WHAT YOU ARE ASKED TO DO:
Images are not part of the copy; write out the rest of the data exactly as given.
──────── EXTRACTED MATERIAL ────────
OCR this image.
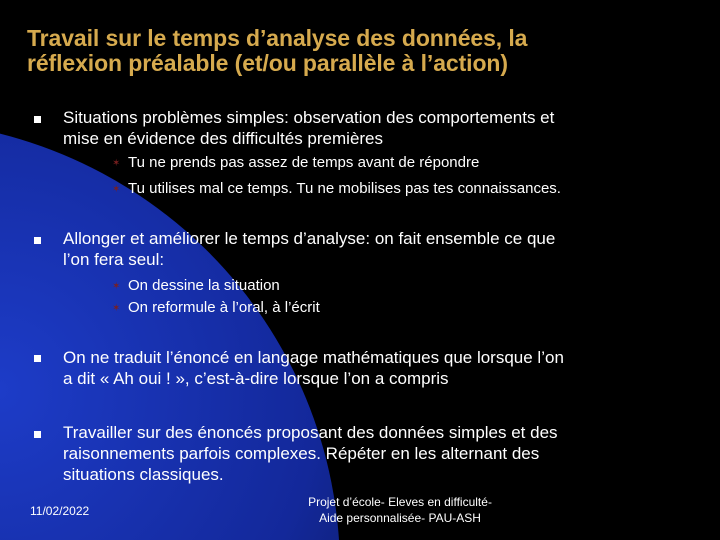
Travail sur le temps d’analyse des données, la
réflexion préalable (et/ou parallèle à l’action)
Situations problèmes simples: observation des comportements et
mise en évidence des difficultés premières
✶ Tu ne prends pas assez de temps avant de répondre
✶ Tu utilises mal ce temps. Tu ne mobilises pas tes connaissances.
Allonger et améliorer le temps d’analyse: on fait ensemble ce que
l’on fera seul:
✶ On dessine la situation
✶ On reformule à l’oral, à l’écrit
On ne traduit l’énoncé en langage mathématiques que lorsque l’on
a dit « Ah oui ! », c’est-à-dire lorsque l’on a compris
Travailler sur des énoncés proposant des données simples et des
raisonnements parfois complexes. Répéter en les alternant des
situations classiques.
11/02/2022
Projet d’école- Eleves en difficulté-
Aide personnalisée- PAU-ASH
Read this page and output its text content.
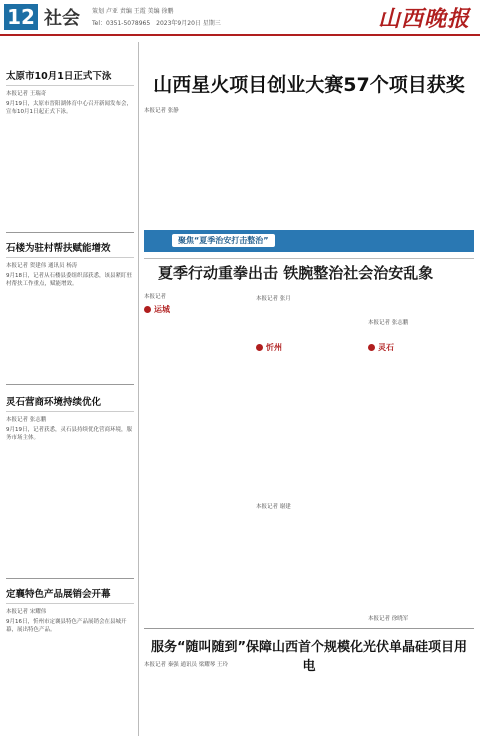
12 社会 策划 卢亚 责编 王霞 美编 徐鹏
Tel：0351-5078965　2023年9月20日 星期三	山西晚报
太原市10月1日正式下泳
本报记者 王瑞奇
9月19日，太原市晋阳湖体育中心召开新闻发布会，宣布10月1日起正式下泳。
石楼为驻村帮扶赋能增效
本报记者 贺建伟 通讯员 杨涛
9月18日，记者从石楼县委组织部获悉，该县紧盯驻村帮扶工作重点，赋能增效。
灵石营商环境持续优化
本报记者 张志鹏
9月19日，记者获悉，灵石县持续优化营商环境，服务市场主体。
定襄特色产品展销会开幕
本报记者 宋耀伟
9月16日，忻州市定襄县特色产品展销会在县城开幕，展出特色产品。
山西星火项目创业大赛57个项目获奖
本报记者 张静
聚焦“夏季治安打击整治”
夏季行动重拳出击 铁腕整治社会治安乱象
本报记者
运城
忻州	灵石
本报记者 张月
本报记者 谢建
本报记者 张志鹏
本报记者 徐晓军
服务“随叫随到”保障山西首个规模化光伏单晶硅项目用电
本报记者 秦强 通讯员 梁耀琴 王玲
────────
TASK ANSWER:
OCR this image.
Travail sur le temps d’analyse des données, la
réflexion préalable (et/ou parallèle à l’action)
Situations problèmes simples: observation des comportements et
mise en évidence des difficultés premières
✶ Tu ne prends pas assez de temps avant de répondre
✶ Tu utilises mal ce temps. Tu ne mobilises pas tes connaissances.
Allonger et améliorer le temps d’analyse: on fait ensemble ce que
l’on fera seul:
✶ On dessine la situation
✶ On reformule à l’oral, à l’écrit
On ne traduit l’énoncé en langage mathématiques que lorsque l’on
a dit « Ah oui ! », c’est-à-dire lorsque l’on a compris
Travailler sur des énoncés proposant des données simples et des
raisonnements parfois complexes. Répéter en les alternant des
situations classiques.
11/02/2022
Projet d’école- Eleves en difficulté-
Aide personnalisée- PAU-ASH
Read this page and output its text content.
12 社会 策划 卢亚 责编 王霞 美编 徐鹏
Tel：0351-5078965　2023年9月20日 星期三	山西晚报
太原市10月1日正式下泳
本报记者 王瑞奇
9月19日，太原市晋阳湖体育中心召开新闻发布会，宣布10月1日起正式下泳。
石楼为驻村帮扶赋能增效
本报记者 贺建伟 通讯员 杨涛
9月18日，记者从石楼县委组织部获悉，该县紧盯驻村帮扶工作重点，赋能增效。
灵石营商环境持续优化
本报记者 张志鹏
9月19日，记者获悉，灵石县持续优化营商环境，服务市场主体。
定襄特色产品展销会开幕
本报记者 宋耀伟
9月16日，忻州市定襄县特色产品展销会在县城开幕，展出特色产品。
山西星火项目创业大赛57个项目获奖
本报记者 张静
聚焦“夏季治安打击整治”
夏季行动重拳出击 铁腕整治社会治安乱象
本报记者
运城
忻州	灵石
本报记者 张月
本报记者 谢建
本报记者 张志鹏
本报记者 徐晓军
服务“随叫随到”保障山西首个规模化光伏单晶硅项目用电
本报记者 秦强 通讯员 梁耀琴 王玲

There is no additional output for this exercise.